▶ _THE INPUT_
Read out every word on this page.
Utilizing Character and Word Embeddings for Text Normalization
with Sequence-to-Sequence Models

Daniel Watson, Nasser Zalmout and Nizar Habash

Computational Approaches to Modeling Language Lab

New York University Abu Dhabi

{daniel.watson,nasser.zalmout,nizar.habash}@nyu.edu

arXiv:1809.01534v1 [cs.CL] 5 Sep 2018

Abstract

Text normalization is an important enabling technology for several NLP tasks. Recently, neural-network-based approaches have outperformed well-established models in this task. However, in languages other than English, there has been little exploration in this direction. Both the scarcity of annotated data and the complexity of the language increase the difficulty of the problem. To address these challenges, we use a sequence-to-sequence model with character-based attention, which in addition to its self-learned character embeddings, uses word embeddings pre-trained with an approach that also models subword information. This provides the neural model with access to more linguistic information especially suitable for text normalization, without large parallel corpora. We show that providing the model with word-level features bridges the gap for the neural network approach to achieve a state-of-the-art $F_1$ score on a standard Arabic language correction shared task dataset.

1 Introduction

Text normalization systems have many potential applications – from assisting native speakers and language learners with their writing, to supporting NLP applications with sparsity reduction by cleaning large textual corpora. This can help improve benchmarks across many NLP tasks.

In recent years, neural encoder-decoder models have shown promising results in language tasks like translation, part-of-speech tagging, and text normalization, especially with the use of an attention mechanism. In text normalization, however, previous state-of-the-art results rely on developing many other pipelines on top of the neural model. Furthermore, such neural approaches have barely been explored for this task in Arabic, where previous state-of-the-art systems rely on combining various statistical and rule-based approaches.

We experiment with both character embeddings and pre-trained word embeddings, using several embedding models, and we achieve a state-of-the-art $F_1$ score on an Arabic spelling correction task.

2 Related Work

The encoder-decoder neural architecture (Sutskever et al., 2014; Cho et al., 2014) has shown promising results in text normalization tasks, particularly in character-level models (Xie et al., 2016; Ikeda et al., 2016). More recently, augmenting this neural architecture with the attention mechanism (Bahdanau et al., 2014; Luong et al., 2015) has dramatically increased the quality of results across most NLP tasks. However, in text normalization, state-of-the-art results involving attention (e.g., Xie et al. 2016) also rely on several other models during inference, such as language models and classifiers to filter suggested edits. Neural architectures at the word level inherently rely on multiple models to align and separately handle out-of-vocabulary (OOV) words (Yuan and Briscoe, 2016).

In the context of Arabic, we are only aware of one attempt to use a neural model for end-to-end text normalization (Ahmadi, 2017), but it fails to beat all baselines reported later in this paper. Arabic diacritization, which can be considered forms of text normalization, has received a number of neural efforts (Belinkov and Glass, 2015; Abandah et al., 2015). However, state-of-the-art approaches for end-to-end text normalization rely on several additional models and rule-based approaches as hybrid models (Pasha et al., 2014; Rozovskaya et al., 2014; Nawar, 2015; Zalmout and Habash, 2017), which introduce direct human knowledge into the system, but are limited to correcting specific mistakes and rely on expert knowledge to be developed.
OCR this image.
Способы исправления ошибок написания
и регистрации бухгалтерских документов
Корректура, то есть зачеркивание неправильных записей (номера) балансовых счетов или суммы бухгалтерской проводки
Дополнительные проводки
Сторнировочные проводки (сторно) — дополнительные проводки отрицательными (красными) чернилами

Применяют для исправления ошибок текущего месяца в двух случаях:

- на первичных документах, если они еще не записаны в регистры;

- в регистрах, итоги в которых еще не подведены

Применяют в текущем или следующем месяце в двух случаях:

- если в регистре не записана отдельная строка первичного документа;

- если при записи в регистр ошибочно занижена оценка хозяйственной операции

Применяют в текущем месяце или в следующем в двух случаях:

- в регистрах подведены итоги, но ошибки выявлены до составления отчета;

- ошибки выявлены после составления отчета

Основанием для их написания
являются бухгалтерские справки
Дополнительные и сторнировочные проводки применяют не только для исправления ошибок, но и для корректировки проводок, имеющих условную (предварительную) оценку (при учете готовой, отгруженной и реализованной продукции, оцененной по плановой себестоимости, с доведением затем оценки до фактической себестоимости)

▶ _DO THIS_
Each line that holds the word "составления" should be extracted from the records.

▶ _WORKED SOLUTION_
- в регистрах подведены итоги, но ошибки выявлены до составления отчета;
- ошибки выявлены после составления отчета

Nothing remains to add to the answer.